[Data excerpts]
--- BEGIN ---
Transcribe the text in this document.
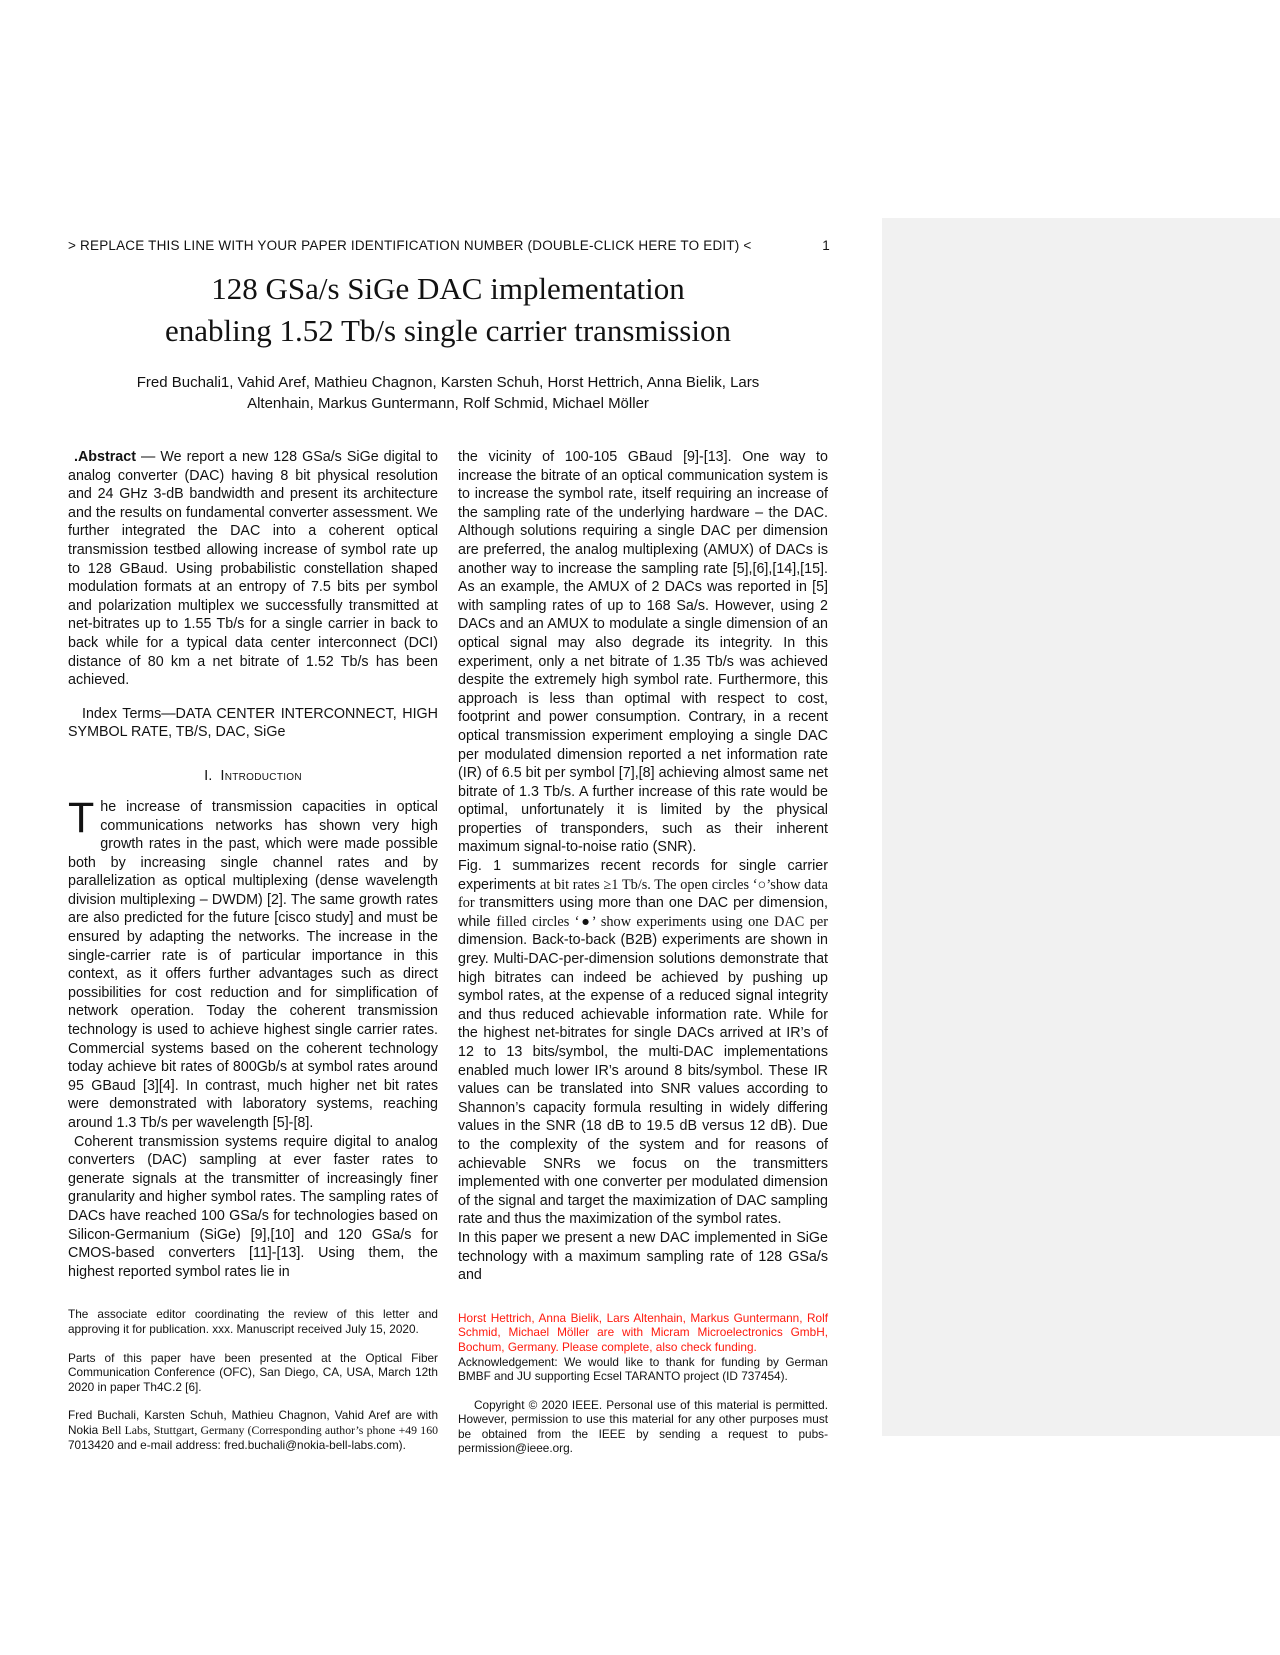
> REPLACE THIS LINE WITH YOUR PAPER IDENTIFICATION NUMBER (DOUBLE-CLICK HERE TO EDIT) <	1
128 GSa/s SiGe DAC implementation
enabling 1.52 Tb/s single carrier transmission
Fred Buchali1, Vahid Aref, Mathieu Chagnon, Karsten Schuh, Horst Hettrich, Anna Bielik, Lars
Altenhain, Markus Guntermann, Rolf Schmid, Michael Möller

.Abstract — We report a new 128 GSa/s SiGe digital to analog converter (DAC) having 8 bit physical resolution and 24 GHz 3-dB bandwidth and present its architecture and the results on fundamental converter assessment. We further integrated the DAC into a coherent optical transmission testbed allowing increase of symbol rate up to 128 GBaud. Using probabilistic constellation shaped modulation formats at an entropy of 7.5 bits per symbol and polarization multiplex we successfully transmitted at net-bitrates up to 1.55 Tb/s for a single carrier in back to back while for a typical data center interconnect (DCI) distance of 80 km a net bitrate of 1.52 Tb/s has been achieved.

Index Terms—DATA CENTER INTERCONNECT, HIGH SYMBOL RATE, TB/S, DAC, SiGe

I. Introduction

The increase of transmission capacities in optical communications networks has shown very high growth rates in the past, which were made possible both by increasing single channel rates and by parallelization as optical multiplexing (dense wavelength division multiplexing – DWDM) [2]. The same growth rates are also predicted for the future [cisco study] and must be ensured by adapting the networks. The increase in the single-carrier rate is of particular importance in this context, as it offers further advantages such as direct possibilities for cost reduction and for simplification of network operation. Today the coherent transmission technology is used to achieve highest single carrier rates. Commercial systems based on the coherent technology today achieve bit rates of 800Gb/s at symbol rates around 95 GBaud [3][4]. In contrast, much higher net bit rates were demonstrated with laboratory systems, reaching around 1.3 Tb/s per wavelength [5]-[8].

Coherent transmission systems require digital to analog converters (DAC) sampling at ever faster rates to generate signals at the transmitter of increasingly finer granularity and higher symbol rates. The sampling rates of DACs have reached 100 GSa/s for technologies based on Silicon-Germanium (SiGe) [9],[10] and 120 GSa/s for CMOS-based converters [11]-[13]. Using them, the highest reported symbol rates lie in

The associate editor coordinating the review of this letter and approving it for publication. xxx. Manuscript received July 15, 2020.

Parts of this paper have been presented at the Optical Fiber Communication Conference (OFC), San Diego, CA, USA, March 12th 2020 in paper Th4C.2 [6].

Fred Buchali, Karsten Schuh, Mathieu Chagnon, Vahid Aref are with Nokia Bell Labs, Stuttgart, Germany (Corresponding author’s phone +49 160 7013420 and e-mail address: fred.buchali@nokia-bell-labs.com).

the vicinity of 100-105 GBaud [9]-[13]. One way to increase the bitrate of an optical communication system is to increase the symbol rate, itself requiring an increase of the sampling rate of the underlying hardware – the DAC. Although solutions requiring a single DAC per dimension are preferred, the analog multiplexing (AMUX) of DACs is another way to increase the sampling rate [5],[6],[14],[15]. As an example, the AMUX of 2 DACs was reported in [5] with sampling rates of up to 168 Sa/s. However, using 2 DACs and an AMUX to modulate a single dimension of an optical signal may also degrade its integrity. In this experiment, only a net bitrate of 1.35 Tb/s was achieved despite the extremely high symbol rate. Furthermore, this approach is less than optimal with respect to cost, footprint and power consumption. Contrary, in a recent optical transmission experiment employing a single DAC per modulated dimension reported a net information rate (IR) of 6.5 bit per symbol [7],[8] achieving almost same net bitrate of 1.3 Tb/s. A further increase of this rate would be optimal, unfortunately it is limited by the physical properties of transponders, such as their inherent maximum signal-to-noise ratio (SNR).

Fig. 1 summarizes recent records for single carrier experiments at bit rates ≥1 Tb/s. The open circles ‘○’show data for transmitters using more than one DAC per dimension, while filled circles ‘●’ show experiments using one DAC per dimension. Back-to-back (B2B) experiments are shown in grey. Multi-DAC-per-dimension solutions demonstrate that high bitrates can indeed be achieved by pushing up symbol rates, at the expense of a reduced signal integrity and thus reduced achievable information rate. While for the highest net-bitrates for single DACs arrived at IR’s of 12 to 13 bits/symbol, the multi-DAC implementations enabled much lower IR’s around 8 bits/symbol. These IR values can be translated into SNR values according to Shannon’s capacity formula resulting in widely differing values in the SNR (18 dB to 19.5 dB versus 12 dB). Due to the complexity of the system and for reasons of achievable SNRs we focus on the transmitters implemented with one converter per modulated dimension of the signal and target the maximization of DAC sampling rate and thus the maximization of the symbol rates.

In this paper we present a new DAC implemented in SiGe technology with a maximum sampling rate of 128 GSa/s and

Horst Hettrich, Anna Bielik, Lars Altenhain, Markus Guntermann, Rolf Schmid, Michael Möller are with Micram Microelectronics GmbH, Bochum, Germany. Please complete, also check funding.

Acknowledgement: We would like to thank for funding by German BMBF and JU supporting Ecsel TARANTO project (ID 737454).

Copyright © 2020 IEEE. Personal use of this material is permitted. However, permission to use this material for any other purposes must be obtained from the IEEE by sending a request to pubs-permission@ieee.org.
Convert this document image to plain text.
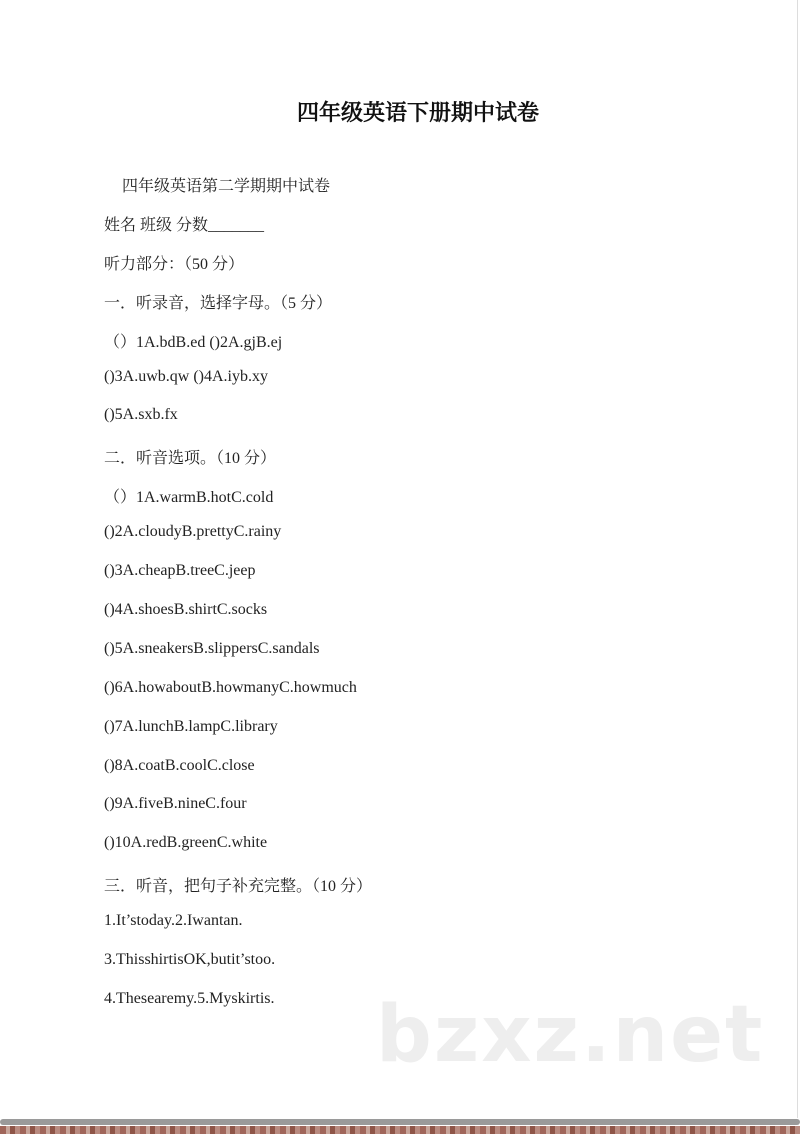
四年级英语下册期中试卷
四年级英语第二学期期中试卷
姓名 班级 分数_______
听力部分：（50 分）
一．听录音，选择字母。（5 分）
（）1A.bdB.ed ()2A.gjB.ej
()3A.uwb.qw ()4A.iyb.xy
()5A.sxb.fx
二．听音选项。（10 分）
（）1A.warmB.hotC.cold
()2A.cloudyB.prettyC.rainy
()3A.cheapB.treeC.jeep
()4A.shoesB.shirtC.socks
()5A.sneakersB.slippersC.sandals
()6A.howaboutB.howmanyC.howmuch
()7A.lunchB.lampC.library
()8A.coatB.coolC.close
()9A.fiveB.nineC.four
()10A.redB.greenC.white
三．听音，把句子补充完整。（10 分）
1.It’stoday.2.Iwantan.
3.ThisshirtisOK,butit’stoo.
4.Thesearemy.5.Myskirtis. bzxz.net
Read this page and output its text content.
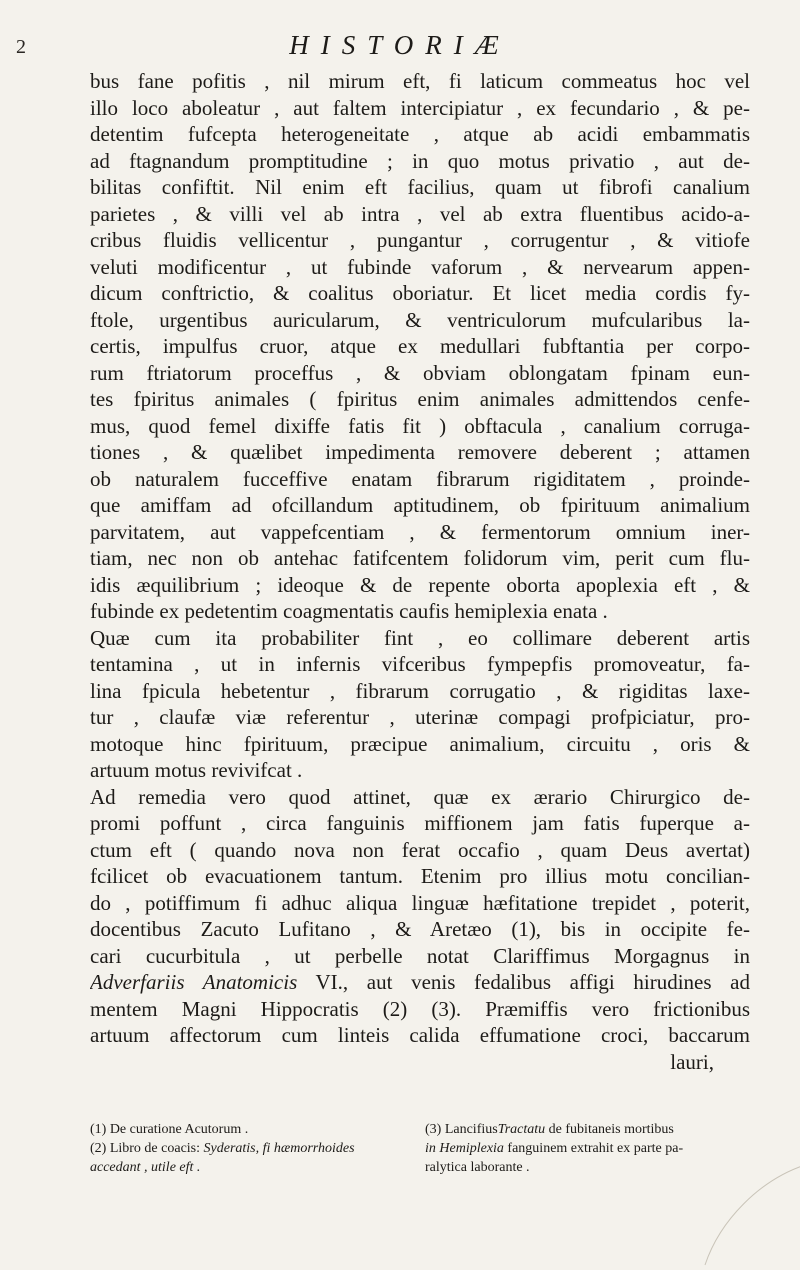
2	HISTORIÆ
bus fane pofitis , nil mirum eft, fi laticum commeatus hoc vel
illo loco aboleatur , aut faltem intercipiatur , ex fecundario , & pe-
detentim fufcepta heterogeneitate , atque ab acidi embammatis
ad ftagnandum promptitudine ; in quo motus privatio , aut de-
bilitas confiftit. Nil enim eft facilius, quam ut fibrofi canalium
parietes , & villi vel ab intra , vel ab extra fluentibus acido-a-
cribus fluidis vellicentur , pungantur , corrugentur , & vitiofe
veluti modificentur , ut fubinde vaforum , & nervearum appen-
dicum conftrictio, & coalitus oboriatur. Et licet media cordis fy-
ftole, urgentibus auricularum, & ventriculorum mufcularibus la-
certis, impulfus cruor, atque ex medullari fubftantia per corpo-
rum ftriatorum proceffus , & obviam oblongatam fpinam eun-
tes fpiritus animales ( fpiritus enim animales admittendos cenfe-
mus, quod femel dixiffe fatis fit ) obftacula , canalium corruga-
tiones , & quælibet impedimenta removere deberent ; attamen
ob naturalem fucceffive enatam fibrarum rigiditatem , proinde-
que amiffam ad ofcillandum aptitudinem, ob fpirituum animalium
parvitatem, aut vappefcentiam , & fermentorum omnium iner-
tiam, nec non ob antehac fatifcentem folidorum vim, perit cum flu-
idis æquilibrium ; ideoque & de repente oborta apoplexia eft , &
fubinde ex pedetentim coagmentatis caufis hemiplexia enata .
Quæ cum ita probabiliter fint , eo collimare deberent artis
tentamina , ut in infernis vifceribus fympepfis promoveatur, fa-
lina fpicula hebetentur , fibrarum corrugatio , & rigiditas laxe-
tur , claufæ viæ referentur , uterinæ compagi profpiciatur, pro-
motoque hinc fpirituum, præcipue animalium, circuitu , oris &
artuum motus revivifcat .
Ad remedia vero quod attinet, quæ ex ærario Chirurgico de-
promi poffunt , circa fanguinis miffionem jam fatis fuperque a-
ctum eft ( quando nova non ferat occafio , quam Deus avertat)
fcilicet ob evacuationem tantum. Etenim pro illius motu concilian-
do , potiffimum fi adhuc aliqua linguæ hæfitatione trepidet , poterit,
docentibus Zacuto Lufitano , & Aretæo (1), bis in occipite fe-
cari cucurbitula , ut perbelle notat Clariffimus Morgagnus in
Adverfariis Anatomicis VI., aut venis fedalibus affigi hirudines ad
mentem Magni Hippocratis (2) (3). Præmiffis vero frictionibus
artuum affectorum cum linteis calida effumatione croci, baccarum
lauri,
(1) De curatione Acutorum .
(2) Libro de coacis: Syderatis, fi hæmorrhoides
accedant , utile eft .
(3) LancifiusTractatu de fubitaneis mortibus
in Hemiplexia fanguinem extrahit ex parte pa-
ralytica laborante .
--- END ---
# AIM OF THE TASK:
Scan the data above; copy every line where "Michael" appears.

# RESULT:
Altenhain, Markus Guntermann, Rolf Schmid, Michael Möller
Horst Hettrich, Anna Bielik, Lars Altenhain, Markus Guntermann, Rolf Schmid, Michael Möller are with Micram Microelectronics GmbH, Bochum, Germany. Please complete, also check funding.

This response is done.